TASK DETAILS = Report every line in the listing that contains the string "pectoral".

━━━━━ INPUT DATA ━━━━━

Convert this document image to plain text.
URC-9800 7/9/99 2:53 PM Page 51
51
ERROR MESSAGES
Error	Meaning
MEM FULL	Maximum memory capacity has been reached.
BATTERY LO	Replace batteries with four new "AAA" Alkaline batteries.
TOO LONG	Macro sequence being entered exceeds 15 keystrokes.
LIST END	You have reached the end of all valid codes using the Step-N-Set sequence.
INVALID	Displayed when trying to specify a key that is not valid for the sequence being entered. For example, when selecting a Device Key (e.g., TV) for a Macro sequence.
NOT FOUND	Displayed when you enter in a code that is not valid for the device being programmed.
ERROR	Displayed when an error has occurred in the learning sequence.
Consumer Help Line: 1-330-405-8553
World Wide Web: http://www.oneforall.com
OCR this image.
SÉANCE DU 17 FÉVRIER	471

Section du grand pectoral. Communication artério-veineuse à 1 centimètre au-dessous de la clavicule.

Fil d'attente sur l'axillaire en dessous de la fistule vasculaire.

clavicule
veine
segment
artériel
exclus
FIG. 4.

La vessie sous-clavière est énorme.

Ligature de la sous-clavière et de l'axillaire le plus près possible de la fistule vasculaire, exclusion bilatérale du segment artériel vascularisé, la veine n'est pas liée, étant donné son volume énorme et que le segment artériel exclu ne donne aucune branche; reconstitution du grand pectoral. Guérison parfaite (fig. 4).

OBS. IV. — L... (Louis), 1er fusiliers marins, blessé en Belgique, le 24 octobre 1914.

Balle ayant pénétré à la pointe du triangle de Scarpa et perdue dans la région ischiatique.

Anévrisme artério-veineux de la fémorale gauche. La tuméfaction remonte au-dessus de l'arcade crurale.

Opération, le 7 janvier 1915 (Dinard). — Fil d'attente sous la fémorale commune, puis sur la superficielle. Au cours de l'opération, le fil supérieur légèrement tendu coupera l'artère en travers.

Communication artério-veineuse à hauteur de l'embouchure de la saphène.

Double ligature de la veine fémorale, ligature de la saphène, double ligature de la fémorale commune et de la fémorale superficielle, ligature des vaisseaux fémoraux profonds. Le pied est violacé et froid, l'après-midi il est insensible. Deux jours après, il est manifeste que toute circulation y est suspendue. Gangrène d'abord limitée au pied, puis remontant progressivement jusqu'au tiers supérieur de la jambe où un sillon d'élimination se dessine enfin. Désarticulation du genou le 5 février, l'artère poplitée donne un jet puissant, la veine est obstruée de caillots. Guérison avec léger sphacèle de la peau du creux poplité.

━━━━━

RESPONSE FOR THIS EXERCISE =
Section du grand pectoral. Communication artério-veineuse à 1 centimètre au-dessous de la clavicule.
Ligature de la sous-clavière et de l'axillaire le plus près possible de la fistule vasculaire, exclusion bilatérale du segment artériel vascularisé, la veine n'est pas liée, étant donné son volume énorme et que le segment artériel exclu ne donne aucune branche; reconstitution du grand pectoral. Guérison parfaite (fig. 4).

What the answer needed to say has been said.